[Start of Task data]

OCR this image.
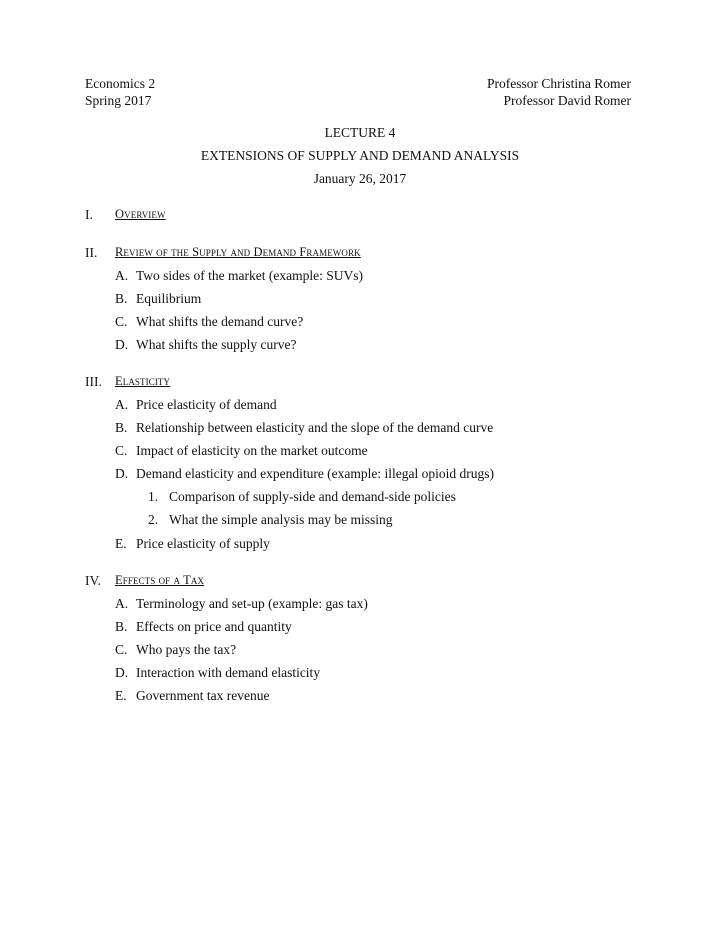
Economics 2	Professor Christina Romer
Spring 2017	Professor David Romer
LECTURE 4
EXTENSIONS OF SUPPLY AND DEMAND ANALYSIS
January 26, 2017
I.	Overview
II.	Review of the Supply and Demand Framework
A. Two sides of the market (example: SUVs)
B. Equilibrium
C. What shifts the demand curve?
D. What shifts the supply curve?
III.	Elasticity
A. Price elasticity of demand
B. Relationship between elasticity and the slope of the demand curve
C. Impact of elasticity on the market outcome
D. Demand elasticity and expenditure (example: illegal opioid drugs)
1. Comparison of supply-side and demand-side policies
2. What the simple analysis may be missing
E. Price elasticity of supply
IV.	Effects of a Tax
A. Terminology and set-up (example: gas tax)
B. Effects on price and quantity
C. Who pays the tax?
D. Interaction with demand elasticity
E. Government tax revenue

[End of Task data]

Write out the listing above exactly as it stands, pictures excluded.

▶ [The output]
OCR this image.
Economics 2	Professor Christina Romer
Spring 2017	Professor David Romer
LECTURE 4
EXTENSIONS OF SUPPLY AND DEMAND ANALYSIS
January 26, 2017
I.	Overview
II.	Review of the Supply and Demand Framework
A. Two sides of the market (example: SUVs)
B. Equilibrium
C. What shifts the demand curve?
D. What shifts the supply curve?
III.	Elasticity
A. Price elasticity of demand
B. Relationship between elasticity and the slope of the demand curve
C. Impact of elasticity on the market outcome
D. Demand elasticity and expenditure (example: illegal opioid drugs)
1. Comparison of supply-side and demand-side policies
2. What the simple analysis may be missing
E. Price elasticity of supply
IV.	Effects of a Tax
A. Terminology and set-up (example: gas tax)
B. Effects on price and quantity
C. Who pays the tax?
D. Interaction with demand elasticity
E. Government tax revenue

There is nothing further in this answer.